- _AIM OF THE TASK_:
Copy out every line of the data exactly.

- _MATERIAL FOR THIS TASK_:
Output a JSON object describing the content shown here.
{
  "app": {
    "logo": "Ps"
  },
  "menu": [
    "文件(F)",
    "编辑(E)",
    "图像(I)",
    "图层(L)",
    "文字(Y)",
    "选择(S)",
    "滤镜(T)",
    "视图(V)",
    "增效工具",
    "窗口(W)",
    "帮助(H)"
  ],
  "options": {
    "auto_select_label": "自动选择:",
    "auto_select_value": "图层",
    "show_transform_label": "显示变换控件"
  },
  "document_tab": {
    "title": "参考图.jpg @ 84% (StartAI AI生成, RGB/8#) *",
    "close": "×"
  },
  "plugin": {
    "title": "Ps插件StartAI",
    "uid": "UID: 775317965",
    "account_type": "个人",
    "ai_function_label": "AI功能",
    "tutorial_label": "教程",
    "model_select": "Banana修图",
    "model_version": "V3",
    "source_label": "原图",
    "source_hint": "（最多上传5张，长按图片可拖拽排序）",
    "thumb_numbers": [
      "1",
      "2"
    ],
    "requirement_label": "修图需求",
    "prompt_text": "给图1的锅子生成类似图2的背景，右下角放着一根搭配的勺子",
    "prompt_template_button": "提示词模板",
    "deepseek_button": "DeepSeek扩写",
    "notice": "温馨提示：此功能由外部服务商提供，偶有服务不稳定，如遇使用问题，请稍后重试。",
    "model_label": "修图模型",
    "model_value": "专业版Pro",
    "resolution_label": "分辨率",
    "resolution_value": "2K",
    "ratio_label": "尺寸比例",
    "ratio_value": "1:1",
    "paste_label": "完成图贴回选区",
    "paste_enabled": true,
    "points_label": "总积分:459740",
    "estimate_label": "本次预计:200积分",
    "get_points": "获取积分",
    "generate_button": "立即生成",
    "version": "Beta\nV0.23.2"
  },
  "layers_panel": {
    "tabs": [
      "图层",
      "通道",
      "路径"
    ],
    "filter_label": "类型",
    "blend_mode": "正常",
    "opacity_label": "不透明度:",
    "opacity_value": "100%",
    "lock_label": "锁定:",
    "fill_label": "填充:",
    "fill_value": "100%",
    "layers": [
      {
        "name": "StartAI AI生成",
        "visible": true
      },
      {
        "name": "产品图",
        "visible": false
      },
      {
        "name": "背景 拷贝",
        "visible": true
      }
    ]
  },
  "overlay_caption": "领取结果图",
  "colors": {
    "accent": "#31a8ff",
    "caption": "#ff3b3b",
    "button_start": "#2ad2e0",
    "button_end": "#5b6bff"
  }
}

- _RESPONSE BELOW_:
Output a JSON object describing the content shown here.
{
  "app": {
    "logo": "Ps"
  },
  "menu": [
    "文件(F)",
    "编辑(E)",
    "图像(I)",
    "图层(L)",
    "文字(Y)",
    "选择(S)",
    "滤镜(T)",
    "视图(V)",
    "增效工具",
    "窗口(W)",
    "帮助(H)"
  ],
  "options": {
    "auto_select_label": "自动选择:",
    "auto_select_value": "图层",
    "show_transform_label": "显示变换控件"
  },
  "document_tab": {
    "title": "参考图.jpg @ 84% (StartAI AI生成, RGB/8#) *",
    "close": "×"
  },
  "plugin": {
    "title": "Ps插件StartAI",
    "uid": "UID: 775317965",
    "account_type": "个人",
    "ai_function_label": "AI功能",
    "tutorial_label": "教程",
    "model_select": "Banana修图",
    "model_version": "V3",
    "source_label": "原图",
    "source_hint": "（最多上传5张，长按图片可拖拽排序）",
    "thumb_numbers": [
      "1",
      "2"
    ],
    "requirement_label": "修图需求",
    "prompt_text": "给图1的锅子生成类似图2的背景，右下角放着一根搭配的勺子",
    "prompt_template_button": "提示词模板",
    "deepseek_button": "DeepSeek扩写",
    "notice": "温馨提示：此功能由外部服务商提供，偶有服务不稳定，如遇使用问题，请稍后重试。",
    "model_label": "修图模型",
    "model_value": "专业版Pro",
    "resolution_label": "分辨率",
    "resolution_value": "2K",
    "ratio_label": "尺寸比例",
    "ratio_value": "1:1",
    "paste_label": "完成图贴回选区",
    "paste_enabled": true,
    "points_label": "总积分:459740",
    "estimate_label": "本次预计:200积分",
    "get_points": "获取积分",
    "generate_button": "立即生成",
    "version": "Beta\nV0.23.2"
  },
  "layers_panel": {
    "tabs": [
      "图层",
      "通道",
      "路径"
    ],
    "filter_label": "类型",
    "blend_mode": "正常",
    "opacity_label": "不透明度:",
    "opacity_value": "100%",
    "lock_label": "锁定:",
    "fill_label": "填充:",
    "fill_value": "100%",
    "layers": [
      {
        "name": "StartAI AI生成",
        "visible": true
      },
      {
        "name": "产品图",
        "visible": false
      },
      {
        "name": "背景 拷贝",
        "visible": true
      }
    ]
  },
  "overlay_caption": "领取结果图",
  "colors": {
    "accent": "#31a8ff",
    "caption": "#ff3b3b",
    "button_start": "#2ad2e0",
    "button_end": "#5b6bff"
  }
}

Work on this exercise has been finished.